▶

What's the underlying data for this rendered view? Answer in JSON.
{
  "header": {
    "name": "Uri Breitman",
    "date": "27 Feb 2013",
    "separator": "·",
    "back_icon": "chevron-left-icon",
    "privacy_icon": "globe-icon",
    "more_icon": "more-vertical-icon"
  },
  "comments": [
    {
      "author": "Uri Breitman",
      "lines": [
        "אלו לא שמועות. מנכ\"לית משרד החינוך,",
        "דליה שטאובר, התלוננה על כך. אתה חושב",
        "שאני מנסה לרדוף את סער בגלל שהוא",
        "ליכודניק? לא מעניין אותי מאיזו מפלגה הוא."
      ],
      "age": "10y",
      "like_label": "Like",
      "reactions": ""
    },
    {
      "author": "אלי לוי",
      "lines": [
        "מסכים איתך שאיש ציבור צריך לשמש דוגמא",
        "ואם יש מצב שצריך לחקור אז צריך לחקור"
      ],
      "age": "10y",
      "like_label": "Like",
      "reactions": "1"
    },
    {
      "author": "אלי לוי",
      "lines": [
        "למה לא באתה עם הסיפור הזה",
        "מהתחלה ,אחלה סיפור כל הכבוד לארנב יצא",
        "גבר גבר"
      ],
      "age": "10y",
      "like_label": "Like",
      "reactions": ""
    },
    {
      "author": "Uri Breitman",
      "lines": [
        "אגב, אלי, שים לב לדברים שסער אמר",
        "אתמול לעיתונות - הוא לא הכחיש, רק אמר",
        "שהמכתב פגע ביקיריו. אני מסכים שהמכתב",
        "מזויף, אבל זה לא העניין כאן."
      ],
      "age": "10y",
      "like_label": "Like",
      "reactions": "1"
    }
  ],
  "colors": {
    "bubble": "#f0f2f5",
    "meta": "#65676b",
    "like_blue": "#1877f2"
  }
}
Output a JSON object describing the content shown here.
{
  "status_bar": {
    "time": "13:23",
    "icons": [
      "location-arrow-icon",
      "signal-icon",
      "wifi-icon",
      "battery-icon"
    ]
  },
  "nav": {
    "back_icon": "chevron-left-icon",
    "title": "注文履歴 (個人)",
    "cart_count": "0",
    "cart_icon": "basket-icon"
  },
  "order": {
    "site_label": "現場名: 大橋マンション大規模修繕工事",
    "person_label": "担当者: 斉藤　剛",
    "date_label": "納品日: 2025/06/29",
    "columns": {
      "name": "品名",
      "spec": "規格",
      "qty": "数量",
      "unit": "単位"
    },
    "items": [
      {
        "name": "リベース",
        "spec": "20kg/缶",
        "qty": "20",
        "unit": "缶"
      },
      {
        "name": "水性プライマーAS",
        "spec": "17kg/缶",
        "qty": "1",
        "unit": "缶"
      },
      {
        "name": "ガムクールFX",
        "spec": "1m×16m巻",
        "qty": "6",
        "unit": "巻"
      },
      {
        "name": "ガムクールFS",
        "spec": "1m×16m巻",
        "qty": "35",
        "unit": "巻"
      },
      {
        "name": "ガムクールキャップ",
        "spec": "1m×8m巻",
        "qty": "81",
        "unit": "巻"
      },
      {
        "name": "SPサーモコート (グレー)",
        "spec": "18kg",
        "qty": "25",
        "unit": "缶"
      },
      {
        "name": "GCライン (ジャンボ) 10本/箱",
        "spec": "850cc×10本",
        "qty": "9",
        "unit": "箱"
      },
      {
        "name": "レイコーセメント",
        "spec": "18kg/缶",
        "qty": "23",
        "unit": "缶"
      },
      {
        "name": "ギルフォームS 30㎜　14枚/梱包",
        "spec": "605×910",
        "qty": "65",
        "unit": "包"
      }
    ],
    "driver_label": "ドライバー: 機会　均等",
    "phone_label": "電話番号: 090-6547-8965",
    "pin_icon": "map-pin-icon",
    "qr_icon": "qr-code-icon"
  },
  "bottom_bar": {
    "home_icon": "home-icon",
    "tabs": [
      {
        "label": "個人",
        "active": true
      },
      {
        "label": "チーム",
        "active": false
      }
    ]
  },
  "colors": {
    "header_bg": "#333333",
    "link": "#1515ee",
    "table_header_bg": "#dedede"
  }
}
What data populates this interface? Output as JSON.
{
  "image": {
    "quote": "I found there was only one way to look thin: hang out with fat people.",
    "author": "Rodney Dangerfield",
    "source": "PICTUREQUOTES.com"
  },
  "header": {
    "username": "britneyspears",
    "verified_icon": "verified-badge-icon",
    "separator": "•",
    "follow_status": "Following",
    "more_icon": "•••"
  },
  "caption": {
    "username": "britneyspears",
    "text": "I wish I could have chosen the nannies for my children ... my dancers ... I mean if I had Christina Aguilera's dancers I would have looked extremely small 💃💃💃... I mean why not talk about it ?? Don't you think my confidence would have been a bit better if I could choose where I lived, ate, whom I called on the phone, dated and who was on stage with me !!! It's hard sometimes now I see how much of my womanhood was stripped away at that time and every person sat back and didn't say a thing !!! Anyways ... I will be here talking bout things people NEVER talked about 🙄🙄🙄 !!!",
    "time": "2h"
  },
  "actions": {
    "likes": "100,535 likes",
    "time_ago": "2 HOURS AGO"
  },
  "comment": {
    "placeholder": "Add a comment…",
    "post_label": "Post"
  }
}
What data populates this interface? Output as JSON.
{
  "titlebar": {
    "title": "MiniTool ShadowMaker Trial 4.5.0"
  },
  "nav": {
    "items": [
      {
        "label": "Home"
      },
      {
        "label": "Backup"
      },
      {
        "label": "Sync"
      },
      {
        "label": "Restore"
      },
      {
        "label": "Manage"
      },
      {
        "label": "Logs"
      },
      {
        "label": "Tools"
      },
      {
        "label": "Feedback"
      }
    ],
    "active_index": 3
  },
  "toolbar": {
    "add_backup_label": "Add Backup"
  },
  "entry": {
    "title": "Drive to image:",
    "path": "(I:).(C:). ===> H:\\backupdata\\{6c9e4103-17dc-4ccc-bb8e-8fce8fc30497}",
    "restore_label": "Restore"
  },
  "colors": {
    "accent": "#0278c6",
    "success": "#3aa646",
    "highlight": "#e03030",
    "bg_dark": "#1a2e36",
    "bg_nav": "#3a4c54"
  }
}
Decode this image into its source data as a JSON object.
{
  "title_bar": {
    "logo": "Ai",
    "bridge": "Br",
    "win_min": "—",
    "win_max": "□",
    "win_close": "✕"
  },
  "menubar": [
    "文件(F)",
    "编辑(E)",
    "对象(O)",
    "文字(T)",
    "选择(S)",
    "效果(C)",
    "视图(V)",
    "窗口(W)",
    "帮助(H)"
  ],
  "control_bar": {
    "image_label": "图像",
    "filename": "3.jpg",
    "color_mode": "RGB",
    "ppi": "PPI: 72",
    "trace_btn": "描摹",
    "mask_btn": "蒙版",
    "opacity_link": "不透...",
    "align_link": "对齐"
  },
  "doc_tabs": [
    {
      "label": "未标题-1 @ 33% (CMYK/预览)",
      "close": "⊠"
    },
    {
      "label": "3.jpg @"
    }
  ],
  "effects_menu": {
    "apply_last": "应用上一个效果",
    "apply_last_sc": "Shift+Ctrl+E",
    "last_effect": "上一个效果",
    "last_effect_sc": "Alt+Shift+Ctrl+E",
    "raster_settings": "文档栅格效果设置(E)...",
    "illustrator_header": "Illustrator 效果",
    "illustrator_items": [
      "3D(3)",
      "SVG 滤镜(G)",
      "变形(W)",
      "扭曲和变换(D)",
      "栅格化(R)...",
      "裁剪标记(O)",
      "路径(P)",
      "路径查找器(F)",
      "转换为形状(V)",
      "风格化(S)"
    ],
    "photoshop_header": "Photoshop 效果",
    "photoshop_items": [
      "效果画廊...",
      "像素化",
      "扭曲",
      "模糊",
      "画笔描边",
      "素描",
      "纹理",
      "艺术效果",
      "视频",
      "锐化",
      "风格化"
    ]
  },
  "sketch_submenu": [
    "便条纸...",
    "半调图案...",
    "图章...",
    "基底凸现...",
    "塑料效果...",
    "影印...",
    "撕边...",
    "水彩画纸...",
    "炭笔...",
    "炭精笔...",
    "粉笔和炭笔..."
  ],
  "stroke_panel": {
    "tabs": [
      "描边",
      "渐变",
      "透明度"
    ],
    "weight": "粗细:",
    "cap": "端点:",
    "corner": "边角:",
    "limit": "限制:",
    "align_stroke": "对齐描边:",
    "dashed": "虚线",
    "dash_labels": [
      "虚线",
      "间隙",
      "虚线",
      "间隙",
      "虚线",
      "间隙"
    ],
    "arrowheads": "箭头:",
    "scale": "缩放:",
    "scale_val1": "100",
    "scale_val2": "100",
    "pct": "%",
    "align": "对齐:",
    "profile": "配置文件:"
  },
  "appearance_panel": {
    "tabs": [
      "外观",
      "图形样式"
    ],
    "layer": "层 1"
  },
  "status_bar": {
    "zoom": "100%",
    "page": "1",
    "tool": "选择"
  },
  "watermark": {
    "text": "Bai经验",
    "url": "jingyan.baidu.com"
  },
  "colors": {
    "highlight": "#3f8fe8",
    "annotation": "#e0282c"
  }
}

◀

**WORK REQUIRED:** Check every line of the data above for the string "text", and copy those that have it.

**SOLUTION:**
    "text": "I wish I could have chosen the nannies for my children ... my dancers ... I mean if I had Christina Aguilera's dancers I would have looked extremely small 💃💃💃... I mean why not talk about it ?? Don't you think my confidence would have been a bit better if I could choose where I lived, ate, whom I called on the phone, dated and who was on stage with me !!! It's hard sometimes now I see how much of my womanhood was stripped away at that time and every person sat back and didn't say a thing !!! Anyways ... I will be here talking bout things people NEVER talked about 🙄🙄🙄 !!!",
    "text": "Bai经验",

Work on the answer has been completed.